SHORT PROBLEM:
Copy out every line of the records below word for word, leaving out the pictures.

start RAW DATA

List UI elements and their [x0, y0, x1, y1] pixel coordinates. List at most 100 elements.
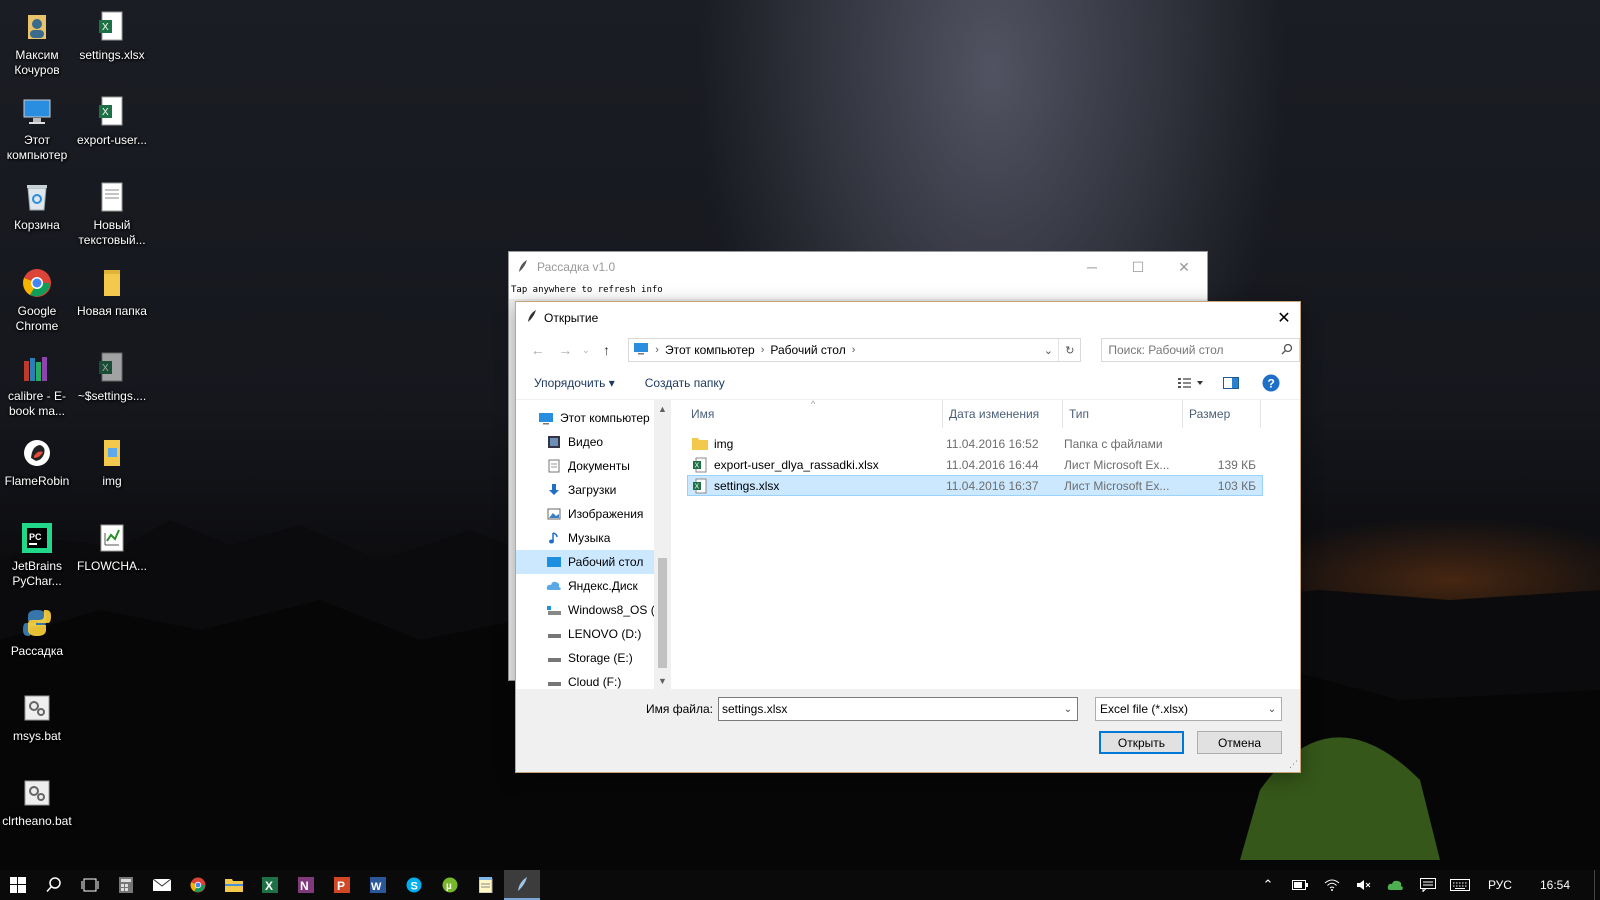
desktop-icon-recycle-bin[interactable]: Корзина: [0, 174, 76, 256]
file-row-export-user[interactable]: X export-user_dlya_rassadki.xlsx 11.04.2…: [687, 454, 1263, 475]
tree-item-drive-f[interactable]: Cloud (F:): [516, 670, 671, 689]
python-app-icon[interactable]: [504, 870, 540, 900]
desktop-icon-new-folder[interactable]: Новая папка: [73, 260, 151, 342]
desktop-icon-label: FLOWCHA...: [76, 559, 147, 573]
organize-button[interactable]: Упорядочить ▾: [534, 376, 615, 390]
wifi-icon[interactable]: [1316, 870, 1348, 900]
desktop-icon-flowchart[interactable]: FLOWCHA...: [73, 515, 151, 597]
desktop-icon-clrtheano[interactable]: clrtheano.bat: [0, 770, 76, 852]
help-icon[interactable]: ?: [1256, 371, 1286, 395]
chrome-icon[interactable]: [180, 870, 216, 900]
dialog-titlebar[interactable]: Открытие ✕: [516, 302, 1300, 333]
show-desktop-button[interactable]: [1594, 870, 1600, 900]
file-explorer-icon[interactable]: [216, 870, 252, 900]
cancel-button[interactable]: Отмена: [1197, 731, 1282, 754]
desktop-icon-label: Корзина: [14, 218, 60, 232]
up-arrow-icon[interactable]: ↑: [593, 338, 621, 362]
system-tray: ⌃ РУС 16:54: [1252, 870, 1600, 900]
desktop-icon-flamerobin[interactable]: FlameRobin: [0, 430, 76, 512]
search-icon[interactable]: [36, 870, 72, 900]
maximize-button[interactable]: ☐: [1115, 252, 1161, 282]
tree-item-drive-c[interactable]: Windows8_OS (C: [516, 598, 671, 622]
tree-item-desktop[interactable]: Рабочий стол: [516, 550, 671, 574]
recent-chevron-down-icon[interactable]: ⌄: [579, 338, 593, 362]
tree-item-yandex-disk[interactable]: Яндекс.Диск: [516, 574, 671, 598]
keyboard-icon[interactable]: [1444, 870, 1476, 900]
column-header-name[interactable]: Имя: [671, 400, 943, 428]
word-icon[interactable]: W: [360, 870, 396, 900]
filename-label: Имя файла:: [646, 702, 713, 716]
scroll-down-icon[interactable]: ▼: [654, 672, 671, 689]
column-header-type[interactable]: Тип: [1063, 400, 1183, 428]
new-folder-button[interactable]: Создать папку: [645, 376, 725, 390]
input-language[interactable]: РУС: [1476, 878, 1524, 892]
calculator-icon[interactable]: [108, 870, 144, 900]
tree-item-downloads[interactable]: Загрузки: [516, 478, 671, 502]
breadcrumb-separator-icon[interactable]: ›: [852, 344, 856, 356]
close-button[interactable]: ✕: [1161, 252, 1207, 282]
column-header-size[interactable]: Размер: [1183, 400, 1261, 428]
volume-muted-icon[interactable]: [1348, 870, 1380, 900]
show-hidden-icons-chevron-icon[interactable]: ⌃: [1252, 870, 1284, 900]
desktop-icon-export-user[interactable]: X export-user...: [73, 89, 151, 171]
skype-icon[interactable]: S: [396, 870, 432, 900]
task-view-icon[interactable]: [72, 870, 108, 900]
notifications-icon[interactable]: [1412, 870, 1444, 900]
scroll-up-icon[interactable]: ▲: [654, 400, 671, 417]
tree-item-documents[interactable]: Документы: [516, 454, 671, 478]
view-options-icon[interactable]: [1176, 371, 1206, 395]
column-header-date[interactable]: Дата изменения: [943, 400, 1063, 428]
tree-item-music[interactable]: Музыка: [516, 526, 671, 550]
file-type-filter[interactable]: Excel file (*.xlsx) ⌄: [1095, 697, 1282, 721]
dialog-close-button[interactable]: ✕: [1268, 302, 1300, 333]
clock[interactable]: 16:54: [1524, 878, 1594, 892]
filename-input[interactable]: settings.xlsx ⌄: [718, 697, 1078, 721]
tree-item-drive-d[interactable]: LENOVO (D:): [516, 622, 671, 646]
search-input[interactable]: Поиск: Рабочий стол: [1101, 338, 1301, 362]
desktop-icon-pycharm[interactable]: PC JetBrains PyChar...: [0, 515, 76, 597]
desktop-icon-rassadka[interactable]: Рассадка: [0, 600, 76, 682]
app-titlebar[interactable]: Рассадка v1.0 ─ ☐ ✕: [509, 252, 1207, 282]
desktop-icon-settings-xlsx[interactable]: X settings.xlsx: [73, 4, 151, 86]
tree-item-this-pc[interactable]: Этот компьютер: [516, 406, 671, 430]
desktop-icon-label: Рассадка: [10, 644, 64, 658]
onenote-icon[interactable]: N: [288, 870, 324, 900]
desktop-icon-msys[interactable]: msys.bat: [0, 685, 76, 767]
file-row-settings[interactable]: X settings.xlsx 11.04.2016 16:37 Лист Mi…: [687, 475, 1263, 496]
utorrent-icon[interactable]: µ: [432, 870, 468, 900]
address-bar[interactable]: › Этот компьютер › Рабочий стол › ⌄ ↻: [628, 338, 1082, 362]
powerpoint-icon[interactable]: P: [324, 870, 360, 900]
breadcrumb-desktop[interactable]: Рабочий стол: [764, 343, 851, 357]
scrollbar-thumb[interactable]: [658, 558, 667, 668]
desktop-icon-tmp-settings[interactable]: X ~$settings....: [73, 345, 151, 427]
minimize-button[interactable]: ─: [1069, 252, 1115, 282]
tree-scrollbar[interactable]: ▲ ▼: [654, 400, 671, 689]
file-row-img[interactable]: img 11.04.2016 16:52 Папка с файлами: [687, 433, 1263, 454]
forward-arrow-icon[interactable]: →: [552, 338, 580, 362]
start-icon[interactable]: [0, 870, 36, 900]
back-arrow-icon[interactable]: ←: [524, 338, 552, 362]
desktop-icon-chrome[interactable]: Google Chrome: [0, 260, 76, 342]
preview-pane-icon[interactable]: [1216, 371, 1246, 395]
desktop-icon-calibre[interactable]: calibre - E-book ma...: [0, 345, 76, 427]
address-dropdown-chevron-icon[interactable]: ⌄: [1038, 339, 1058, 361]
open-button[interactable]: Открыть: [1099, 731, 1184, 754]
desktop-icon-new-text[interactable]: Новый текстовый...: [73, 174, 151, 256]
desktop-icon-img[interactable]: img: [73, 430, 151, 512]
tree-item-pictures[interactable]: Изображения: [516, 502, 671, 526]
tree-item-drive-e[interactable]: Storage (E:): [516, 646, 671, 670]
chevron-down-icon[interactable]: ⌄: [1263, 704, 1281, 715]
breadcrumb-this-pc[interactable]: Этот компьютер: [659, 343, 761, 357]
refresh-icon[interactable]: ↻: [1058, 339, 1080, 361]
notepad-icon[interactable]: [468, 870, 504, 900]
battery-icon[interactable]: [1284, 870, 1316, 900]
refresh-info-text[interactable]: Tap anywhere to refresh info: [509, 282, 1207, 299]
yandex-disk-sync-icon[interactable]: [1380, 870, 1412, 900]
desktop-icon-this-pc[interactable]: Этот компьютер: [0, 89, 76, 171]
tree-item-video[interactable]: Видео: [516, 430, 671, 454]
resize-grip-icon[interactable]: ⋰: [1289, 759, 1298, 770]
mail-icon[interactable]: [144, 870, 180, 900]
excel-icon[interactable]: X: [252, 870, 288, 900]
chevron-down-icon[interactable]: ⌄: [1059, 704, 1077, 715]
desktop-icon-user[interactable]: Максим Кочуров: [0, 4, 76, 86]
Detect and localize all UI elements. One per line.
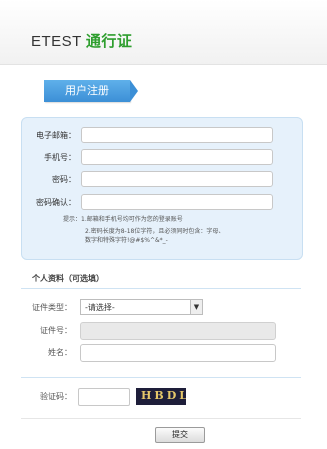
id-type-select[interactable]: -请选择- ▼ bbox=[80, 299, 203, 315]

end RAW DATA

WRITTEN RESPONSE:
List UI elements and their [x0, y0, x1, y1] pixel coordinates. List at most 100 elements.
desktop-icon-recycle-bin[interactable]: Корзина: [0, 174, 76, 256]
file-row-export-user[interactable]: X export-user_dlya_rassadki.xlsx 11.04.2…: [687, 454, 1263, 475]
tree-item-drive-f[interactable]: Cloud (F:): [516, 670, 671, 689]
python-app-icon[interactable]: [504, 870, 540, 900]
desktop-icon-new-folder[interactable]: Новая папка: [73, 260, 151, 342]
desktop-icon-label: FLOWCHA...: [76, 559, 147, 573]
organize-button[interactable]: Упорядочить ▾: [534, 376, 615, 390]
wifi-icon[interactable]: [1316, 870, 1348, 900]
desktop-icon-flowchart[interactable]: FLOWCHA...: [73, 515, 151, 597]
desktop-icon-clrtheano[interactable]: clrtheano.bat: [0, 770, 76, 852]
help-icon[interactable]: ?: [1256, 371, 1286, 395]
chrome-icon[interactable]: [180, 870, 216, 900]
dialog-titlebar[interactable]: Открытие ✕: [516, 302, 1300, 333]
show-desktop-button[interactable]: [1594, 870, 1600, 900]
file-explorer-icon[interactable]: [216, 870, 252, 900]
cancel-button[interactable]: Отмена: [1197, 731, 1282, 754]
desktop-icon-label: Корзина: [14, 218, 60, 232]
up-arrow-icon[interactable]: ↑: [593, 338, 621, 362]
system-tray: ⌃ РУС 16:54: [1252, 870, 1600, 900]
desktop-icon-flamerobin[interactable]: FlameRobin: [0, 430, 76, 512]
search-icon[interactable]: [36, 870, 72, 900]
maximize-button[interactable]: ☐: [1115, 252, 1161, 282]
tree-item-drive-c[interactable]: Windows8_OS (C: [516, 598, 671, 622]
tree-item-desktop[interactable]: Рабочий стол: [516, 550, 671, 574]
recent-chevron-down-icon[interactable]: ⌄: [579, 338, 593, 362]
tree-item-yandex-disk[interactable]: Яндекс.Диск: [516, 574, 671, 598]
keyboard-icon[interactable]: [1444, 870, 1476, 900]
column-header-name[interactable]: Имя: [671, 400, 943, 428]
word-icon[interactable]: W: [360, 870, 396, 900]
filename-label: Имя файла:: [646, 702, 713, 716]
scroll-down-icon[interactable]: ▼: [654, 672, 671, 689]
column-header-type[interactable]: Тип: [1063, 400, 1183, 428]
new-folder-button[interactable]: Создать папку: [645, 376, 725, 390]
input-language[interactable]: РУС: [1476, 878, 1524, 892]
calculator-icon[interactable]: [108, 870, 144, 900]
tree-item-downloads[interactable]: Загрузки: [516, 478, 671, 502]
breadcrumb-separator-icon[interactable]: ›: [852, 344, 856, 356]
close-button[interactable]: ✕: [1161, 252, 1207, 282]
column-header-size[interactable]: Размер: [1183, 400, 1261, 428]
volume-muted-icon[interactable]: [1348, 870, 1380, 900]
show-hidden-icons-chevron-icon[interactable]: ⌃: [1252, 870, 1284, 900]
desktop-icon-export-user[interactable]: X export-user...: [73, 89, 151, 171]
skype-icon[interactable]: S: [396, 870, 432, 900]
task-view-icon[interactable]: [72, 870, 108, 900]
notifications-icon[interactable]: [1412, 870, 1444, 900]
scroll-up-icon[interactable]: ▲: [654, 400, 671, 417]
tree-item-documents[interactable]: Документы: [516, 454, 671, 478]
view-options-icon[interactable]: [1176, 371, 1206, 395]
column-header-date[interactable]: Дата изменения: [943, 400, 1063, 428]
tree-item-music[interactable]: Музыка: [516, 526, 671, 550]
file-type-filter[interactable]: Excel file (*.xlsx) ⌄: [1095, 697, 1282, 721]
dialog-close-button[interactable]: ✕: [1268, 302, 1300, 333]
clock[interactable]: 16:54: [1524, 878, 1594, 892]
filename-input[interactable]: settings.xlsx ⌄: [718, 697, 1078, 721]
tree-item-drive-d[interactable]: LENOVO (D:): [516, 622, 671, 646]
search-input[interactable]: Поиск: Рабочий стол: [1101, 338, 1301, 362]
desktop-icon-pycharm[interactable]: PC JetBrains PyChar...: [0, 515, 76, 597]
desktop-icon-rassadka[interactable]: Рассадка: [0, 600, 76, 682]
app-titlebar[interactable]: Рассадка v1.0 ─ ☐ ✕: [509, 252, 1207, 282]
desktop-icon-settings-xlsx[interactable]: X settings.xlsx: [73, 4, 151, 86]
tree-item-this-pc[interactable]: Этот компьютер: [516, 406, 671, 430]
desktop-icon-label: Рассадка: [10, 644, 64, 658]
onenote-icon[interactable]: N: [288, 870, 324, 900]
desktop-icon-msys[interactable]: msys.bat: [0, 685, 76, 767]
file-row-settings[interactable]: X settings.xlsx 11.04.2016 16:37 Лист Mi…: [687, 475, 1263, 496]
utorrent-icon[interactable]: µ: [432, 870, 468, 900]
address-bar[interactable]: › Этот компьютер › Рабочий стол › ⌄ ↻: [628, 338, 1082, 362]
powerpoint-icon[interactable]: P: [324, 870, 360, 900]
breadcrumb-desktop[interactable]: Рабочий стол: [764, 343, 851, 357]
scrollbar-thumb[interactable]: [658, 558, 667, 668]
desktop-icon-tmp-settings[interactable]: X ~$settings....: [73, 345, 151, 427]
minimize-button[interactable]: ─: [1069, 252, 1115, 282]
tree-scrollbar[interactable]: ▲ ▼: [654, 400, 671, 689]
file-row-img[interactable]: img 11.04.2016 16:52 Папка с файлами: [687, 433, 1263, 454]
forward-arrow-icon[interactable]: →: [552, 338, 580, 362]
start-icon[interactable]: [0, 870, 36, 900]
back-arrow-icon[interactable]: ←: [524, 338, 552, 362]
desktop-icon-chrome[interactable]: Google Chrome: [0, 260, 76, 342]
preview-pane-icon[interactable]: [1216, 371, 1246, 395]
desktop-icon-calibre[interactable]: calibre - E-book ma...: [0, 345, 76, 427]
address-dropdown-chevron-icon[interactable]: ⌄: [1038, 339, 1058, 361]
open-button[interactable]: Открыть: [1099, 731, 1184, 754]
desktop-icon-new-text[interactable]: Новый текстовый...: [73, 174, 151, 256]
desktop-icon-img[interactable]: img: [73, 430, 151, 512]
tree-item-pictures[interactable]: Изображения: [516, 502, 671, 526]
tree-item-drive-e[interactable]: Storage (E:): [516, 646, 671, 670]
chevron-down-icon[interactable]: ⌄: [1263, 704, 1281, 715]
breadcrumb-this-pc[interactable]: Этот компьютер: [659, 343, 761, 357]
refresh-icon[interactable]: ↻: [1058, 339, 1080, 361]
notepad-icon[interactable]: [468, 870, 504, 900]
battery-icon[interactable]: [1284, 870, 1316, 900]
refresh-info-text[interactable]: Tap anywhere to refresh info: [509, 282, 1207, 299]
yandex-disk-sync-icon[interactable]: [1380, 870, 1412, 900]
desktop-icon-this-pc[interactable]: Этот компьютер: [0, 89, 76, 171]
tree-item-video[interactable]: Видео: [516, 430, 671, 454]
resize-grip-icon[interactable]: ⋰: [1289, 759, 1298, 770]
mail-icon[interactable]: [144, 870, 180, 900]
excel-icon[interactable]: X: [252, 870, 288, 900]
chevron-down-icon[interactable]: ⌄: [1059, 704, 1077, 715]
desktop-icon-user[interactable]: Максим Кочуров: [0, 4, 76, 86]
Detect and localize all UI elements. One per line.
id-type-select[interactable]: -请选择- ▼ bbox=[80, 299, 203, 315]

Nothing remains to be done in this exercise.